→ **Extracted entries**

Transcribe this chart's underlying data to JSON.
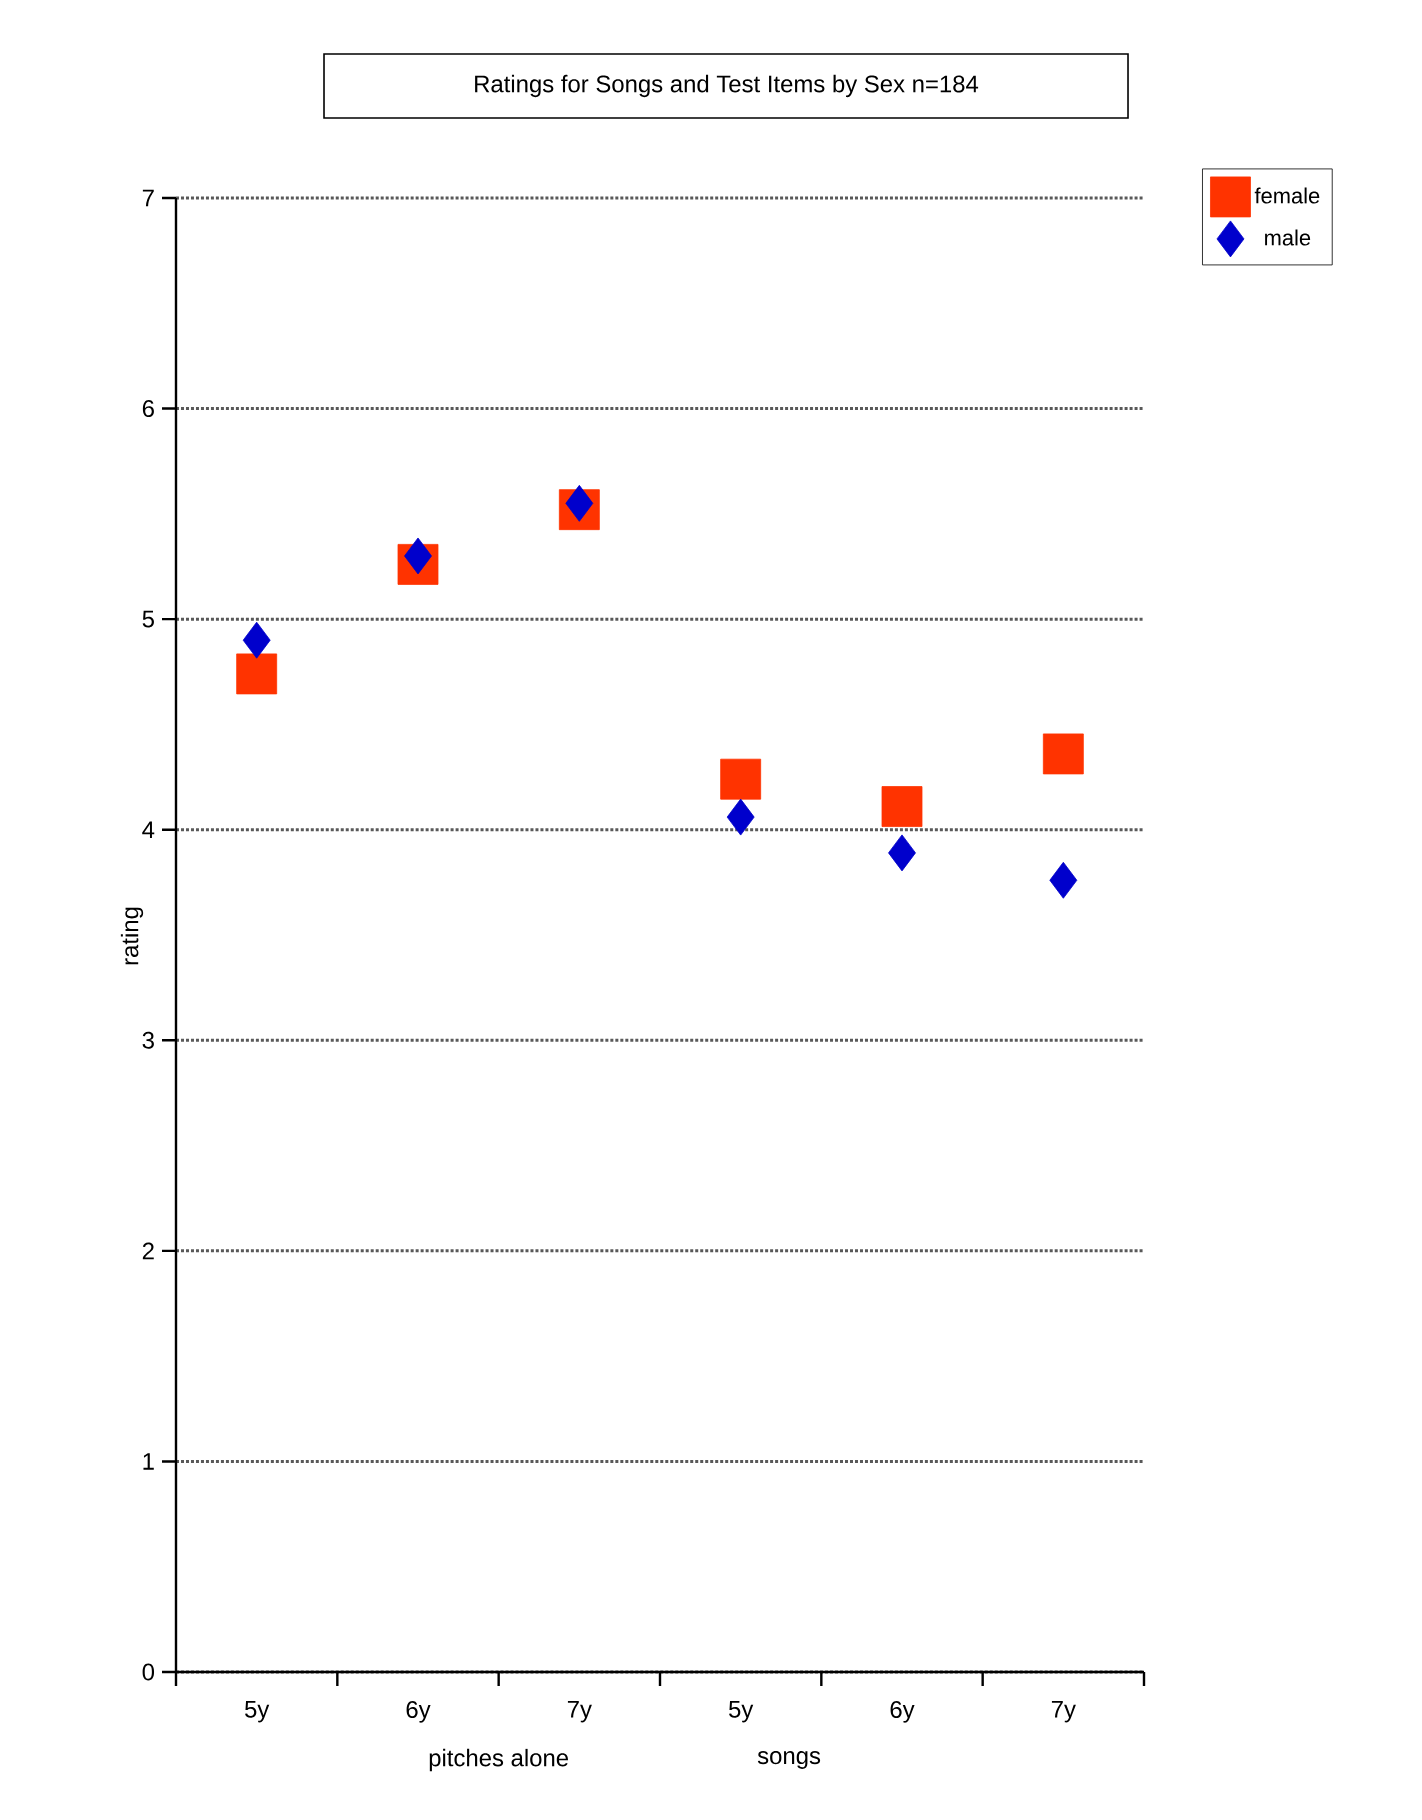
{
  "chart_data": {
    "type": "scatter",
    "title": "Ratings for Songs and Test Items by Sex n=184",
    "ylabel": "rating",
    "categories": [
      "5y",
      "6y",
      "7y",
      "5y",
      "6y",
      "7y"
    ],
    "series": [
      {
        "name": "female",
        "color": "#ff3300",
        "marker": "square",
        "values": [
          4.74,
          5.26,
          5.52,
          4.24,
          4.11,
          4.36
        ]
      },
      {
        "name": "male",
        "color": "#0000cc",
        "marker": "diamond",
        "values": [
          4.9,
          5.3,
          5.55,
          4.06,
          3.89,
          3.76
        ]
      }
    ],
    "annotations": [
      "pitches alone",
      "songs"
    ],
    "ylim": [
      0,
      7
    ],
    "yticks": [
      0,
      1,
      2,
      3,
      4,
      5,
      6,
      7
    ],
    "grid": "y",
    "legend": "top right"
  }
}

→ **Problem to solve**
Write out each line again precisely as it appears, skipping every picture.

→ **Exercise solution**
Transcribe this chart's underlying data to JSON.
{
  "chart_data": {
    "type": "scatter",
    "title": "Ratings for Songs and Test Items by Sex n=184",
    "ylabel": "rating",
    "categories": [
      "5y",
      "6y",
      "7y",
      "5y",
      "6y",
      "7y"
    ],
    "series": [
      {
        "name": "female",
        "color": "#ff3300",
        "marker": "square",
        "values": [
          4.74,
          5.26,
          5.52,
          4.24,
          4.11,
          4.36
        ]
      },
      {
        "name": "male",
        "color": "#0000cc",
        "marker": "diamond",
        "values": [
          4.9,
          5.3,
          5.55,
          4.06,
          3.89,
          3.76
        ]
      }
    ],
    "annotations": [
      "pitches alone",
      "songs"
    ],
    "ylim": [
      0,
      7
    ],
    "yticks": [
      0,
      1,
      2,
      3,
      4,
      5,
      6,
      7
    ],
    "grid": "y",
    "legend": "top right"
  }
}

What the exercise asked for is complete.